[Stored data entries]
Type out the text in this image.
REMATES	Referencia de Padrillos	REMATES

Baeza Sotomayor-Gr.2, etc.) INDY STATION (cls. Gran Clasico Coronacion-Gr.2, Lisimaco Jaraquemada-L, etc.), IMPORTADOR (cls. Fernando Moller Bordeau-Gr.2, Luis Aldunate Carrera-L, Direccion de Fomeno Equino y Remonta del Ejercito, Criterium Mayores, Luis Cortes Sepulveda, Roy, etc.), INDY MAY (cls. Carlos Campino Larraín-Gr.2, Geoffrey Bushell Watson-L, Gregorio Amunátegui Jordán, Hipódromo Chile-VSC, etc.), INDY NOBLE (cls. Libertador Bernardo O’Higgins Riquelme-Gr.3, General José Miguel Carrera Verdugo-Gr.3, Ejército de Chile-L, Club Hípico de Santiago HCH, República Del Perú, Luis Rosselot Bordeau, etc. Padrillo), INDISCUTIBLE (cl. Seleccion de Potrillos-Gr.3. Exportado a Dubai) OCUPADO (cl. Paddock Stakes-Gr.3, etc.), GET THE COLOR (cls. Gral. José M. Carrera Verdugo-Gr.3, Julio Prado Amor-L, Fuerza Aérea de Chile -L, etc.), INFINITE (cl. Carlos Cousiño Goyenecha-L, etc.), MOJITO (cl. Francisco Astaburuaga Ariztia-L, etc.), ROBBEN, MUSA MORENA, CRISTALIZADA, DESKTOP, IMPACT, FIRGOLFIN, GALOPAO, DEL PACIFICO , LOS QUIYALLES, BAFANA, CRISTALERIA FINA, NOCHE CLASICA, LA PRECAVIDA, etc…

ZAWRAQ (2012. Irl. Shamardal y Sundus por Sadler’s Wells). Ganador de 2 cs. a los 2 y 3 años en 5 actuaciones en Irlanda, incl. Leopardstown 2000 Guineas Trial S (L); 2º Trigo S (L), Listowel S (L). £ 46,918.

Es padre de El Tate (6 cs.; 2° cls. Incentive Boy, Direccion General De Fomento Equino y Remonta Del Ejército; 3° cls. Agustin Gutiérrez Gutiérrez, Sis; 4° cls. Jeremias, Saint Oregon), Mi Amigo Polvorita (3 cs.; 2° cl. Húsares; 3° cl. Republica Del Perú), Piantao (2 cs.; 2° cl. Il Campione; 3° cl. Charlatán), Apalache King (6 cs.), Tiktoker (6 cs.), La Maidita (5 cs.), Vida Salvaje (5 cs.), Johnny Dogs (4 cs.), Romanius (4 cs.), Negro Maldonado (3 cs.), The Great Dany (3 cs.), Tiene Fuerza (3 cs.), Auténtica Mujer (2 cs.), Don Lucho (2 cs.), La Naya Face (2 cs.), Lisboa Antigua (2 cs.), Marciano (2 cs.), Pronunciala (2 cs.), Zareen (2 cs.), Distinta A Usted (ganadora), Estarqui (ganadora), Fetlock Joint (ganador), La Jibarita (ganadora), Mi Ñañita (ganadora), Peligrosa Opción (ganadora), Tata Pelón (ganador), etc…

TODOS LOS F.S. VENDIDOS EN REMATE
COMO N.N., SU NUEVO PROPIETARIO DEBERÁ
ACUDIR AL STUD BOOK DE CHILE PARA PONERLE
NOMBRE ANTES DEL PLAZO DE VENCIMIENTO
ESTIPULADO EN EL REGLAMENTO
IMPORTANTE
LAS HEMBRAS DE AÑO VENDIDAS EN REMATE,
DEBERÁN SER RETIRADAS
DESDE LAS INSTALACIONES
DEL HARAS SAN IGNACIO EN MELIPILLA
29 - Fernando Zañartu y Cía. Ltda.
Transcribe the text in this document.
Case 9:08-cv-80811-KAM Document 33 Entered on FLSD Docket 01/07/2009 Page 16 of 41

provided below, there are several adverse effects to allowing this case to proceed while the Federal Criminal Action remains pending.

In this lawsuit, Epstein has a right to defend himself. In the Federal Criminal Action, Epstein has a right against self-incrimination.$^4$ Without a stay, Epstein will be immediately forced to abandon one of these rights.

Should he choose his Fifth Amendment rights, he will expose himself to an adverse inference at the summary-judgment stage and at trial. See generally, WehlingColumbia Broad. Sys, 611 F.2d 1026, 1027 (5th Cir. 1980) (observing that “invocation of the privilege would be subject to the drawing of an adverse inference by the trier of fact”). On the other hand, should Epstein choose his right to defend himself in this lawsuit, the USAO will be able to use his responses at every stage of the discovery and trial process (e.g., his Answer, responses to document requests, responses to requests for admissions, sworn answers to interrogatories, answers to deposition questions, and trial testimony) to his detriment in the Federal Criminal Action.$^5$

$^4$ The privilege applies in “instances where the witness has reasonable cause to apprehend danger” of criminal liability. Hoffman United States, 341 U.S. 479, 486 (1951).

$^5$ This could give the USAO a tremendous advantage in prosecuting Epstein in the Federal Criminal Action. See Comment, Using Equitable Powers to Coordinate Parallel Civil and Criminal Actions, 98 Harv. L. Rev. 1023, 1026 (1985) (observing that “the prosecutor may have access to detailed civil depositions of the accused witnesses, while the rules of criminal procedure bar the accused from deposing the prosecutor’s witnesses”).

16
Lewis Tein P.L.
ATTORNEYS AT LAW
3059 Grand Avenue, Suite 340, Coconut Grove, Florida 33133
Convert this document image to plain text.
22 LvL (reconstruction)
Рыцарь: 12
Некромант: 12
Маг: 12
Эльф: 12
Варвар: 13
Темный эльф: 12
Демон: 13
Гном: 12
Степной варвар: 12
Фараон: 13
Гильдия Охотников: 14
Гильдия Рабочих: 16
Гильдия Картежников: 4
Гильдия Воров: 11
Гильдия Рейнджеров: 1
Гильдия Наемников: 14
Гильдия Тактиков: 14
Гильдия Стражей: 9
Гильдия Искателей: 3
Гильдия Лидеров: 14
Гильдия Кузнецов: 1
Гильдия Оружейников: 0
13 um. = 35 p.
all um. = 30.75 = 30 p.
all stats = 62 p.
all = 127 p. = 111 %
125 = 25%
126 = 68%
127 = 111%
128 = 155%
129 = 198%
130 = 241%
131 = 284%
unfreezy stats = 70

> [Task requirements] Your task is to repeat every entry exactly.

> [Result of this exercise]
Type out the text in this image.
REMATES	Referencia de Padrillos	REMATES

Baeza Sotomayor-Gr.2, etc.) INDY STATION (cls. Gran Clasico Coronacion-Gr.2, Lisimaco Jaraquemada-L, etc.), IMPORTADOR (cls. Fernando Moller Bordeau-Gr.2, Luis Aldunate Carrera-L, Direccion de Fomeno Equino y Remonta del Ejercito, Criterium Mayores, Luis Cortes Sepulveda, Roy, etc.), INDY MAY (cls. Carlos Campino Larraín-Gr.2, Geoffrey Bushell Watson-L, Gregorio Amunátegui Jordán, Hipódromo Chile-VSC, etc.), INDY NOBLE (cls. Libertador Bernardo O’Higgins Riquelme-Gr.3, General José Miguel Carrera Verdugo-Gr.3, Ejército de Chile-L, Club Hípico de Santiago HCH, República Del Perú, Luis Rosselot Bordeau, etc. Padrillo), INDISCUTIBLE (cl. Seleccion de Potrillos-Gr.3. Exportado a Dubai) OCUPADO (cl. Paddock Stakes-Gr.3, etc.), GET THE COLOR (cls. Gral. José M. Carrera Verdugo-Gr.3, Julio Prado Amor-L, Fuerza Aérea de Chile -L, etc.), INFINITE (cl. Carlos Cousiño Goyenecha-L, etc.), MOJITO (cl. Francisco Astaburuaga Ariztia-L, etc.), ROBBEN, MUSA MORENA, CRISTALIZADA, DESKTOP, IMPACT, FIRGOLFIN, GALOPAO, DEL PACIFICO , LOS QUIYALLES, BAFANA, CRISTALERIA FINA, NOCHE CLASICA, LA PRECAVIDA, etc…

ZAWRAQ (2012. Irl. Shamardal y Sundus por Sadler’s Wells). Ganador de 2 cs. a los 2 y 3 años en 5 actuaciones en Irlanda, incl. Leopardstown 2000 Guineas Trial S (L); 2º Trigo S (L), Listowel S (L). £ 46,918.

Es padre de El Tate (6 cs.; 2° cls. Incentive Boy, Direccion General De Fomento Equino y Remonta Del Ejército; 3° cls. Agustin Gutiérrez Gutiérrez, Sis; 4° cls. Jeremias, Saint Oregon), Mi Amigo Polvorita (3 cs.; 2° cl. Húsares; 3° cl. Republica Del Perú), Piantao (2 cs.; 2° cl. Il Campione; 3° cl. Charlatán), Apalache King (6 cs.), Tiktoker (6 cs.), La Maidita (5 cs.), Vida Salvaje (5 cs.), Johnny Dogs (4 cs.), Romanius (4 cs.), Negro Maldonado (3 cs.), The Great Dany (3 cs.), Tiene Fuerza (3 cs.), Auténtica Mujer (2 cs.), Don Lucho (2 cs.), La Naya Face (2 cs.), Lisboa Antigua (2 cs.), Marciano (2 cs.), Pronunciala (2 cs.), Zareen (2 cs.), Distinta A Usted (ganadora), Estarqui (ganadora), Fetlock Joint (ganador), La Jibarita (ganadora), Mi Ñañita (ganadora), Peligrosa Opción (ganadora), Tata Pelón (ganador), etc…

TODOS LOS F.S. VENDIDOS EN REMATE
COMO N.N., SU NUEVO PROPIETARIO DEBERÁ
ACUDIR AL STUD BOOK DE CHILE PARA PONERLE
NOMBRE ANTES DEL PLAZO DE VENCIMIENTO
ESTIPULADO EN EL REGLAMENTO
IMPORTANTE
LAS HEMBRAS DE AÑO VENDIDAS EN REMATE,
DEBERÁN SER RETIRADAS
DESDE LAS INSTALACIONES
DEL HARAS SAN IGNACIO EN MELIPILLA
29 - Fernando Zañartu y Cía. Ltda.
Transcribe the text in this document.
Case 9:08-cv-80811-KAM Document 33 Entered on FLSD Docket 01/07/2009 Page 16 of 41

provided below, there are several adverse effects to allowing this case to proceed while the Federal Criminal Action remains pending.

In this lawsuit, Epstein has a right to defend himself. In the Federal Criminal Action, Epstein has a right against self-incrimination.$^4$ Without a stay, Epstein will be immediately forced to abandon one of these rights.

Should he choose his Fifth Amendment rights, he will expose himself to an adverse inference at the summary-judgment stage and at trial. See generally, WehlingColumbia Broad. Sys, 611 F.2d 1026, 1027 (5th Cir. 1980) (observing that “invocation of the privilege would be subject to the drawing of an adverse inference by the trier of fact”). On the other hand, should Epstein choose his right to defend himself in this lawsuit, the USAO will be able to use his responses at every stage of the discovery and trial process (e.g., his Answer, responses to document requests, responses to requests for admissions, sworn answers to interrogatories, answers to deposition questions, and trial testimony) to his detriment in the Federal Criminal Action.$^5$

$^4$ The privilege applies in “instances where the witness has reasonable cause to apprehend danger” of criminal liability. Hoffman United States, 341 U.S. 479, 486 (1951).

$^5$ This could give the USAO a tremendous advantage in prosecuting Epstein in the Federal Criminal Action. See Comment, Using Equitable Powers to Coordinate Parallel Civil and Criminal Actions, 98 Harv. L. Rev. 1023, 1026 (1985) (observing that “the prosecutor may have access to detailed civil depositions of the accused witnesses, while the rules of criminal procedure bar the accused from deposing the prosecutor’s witnesses”).

16
Lewis Tein P.L.
ATTORNEYS AT LAW
3059 Grand Avenue, Suite 340, Coconut Grove, Florida 33133
Convert this document image to plain text.
22 LvL (reconstruction)
Рыцарь: 12
Некромант: 12
Маг: 12
Эльф: 12
Варвар: 13
Темный эльф: 12
Демон: 13
Гном: 12
Степной варвар: 12
Фараон: 13
Гильдия Охотников: 14
Гильдия Рабочих: 16
Гильдия Картежников: 4
Гильдия Воров: 11
Гильдия Рейнджеров: 1
Гильдия Наемников: 14
Гильдия Тактиков: 14
Гильдия Стражей: 9
Гильдия Искателей: 3
Гильдия Лидеров: 14
Гильдия Кузнецов: 1
Гильдия Оружейников: 0
13 um. = 35 p.
all um. = 30.75 = 30 p.
all stats = 62 p.
all = 127 p. = 111 %
125 = 25%
126 = 68%
127 = 111%
128 = 155%
129 = 198%
130 = 241%
131 = 284%
unfreezy stats = 70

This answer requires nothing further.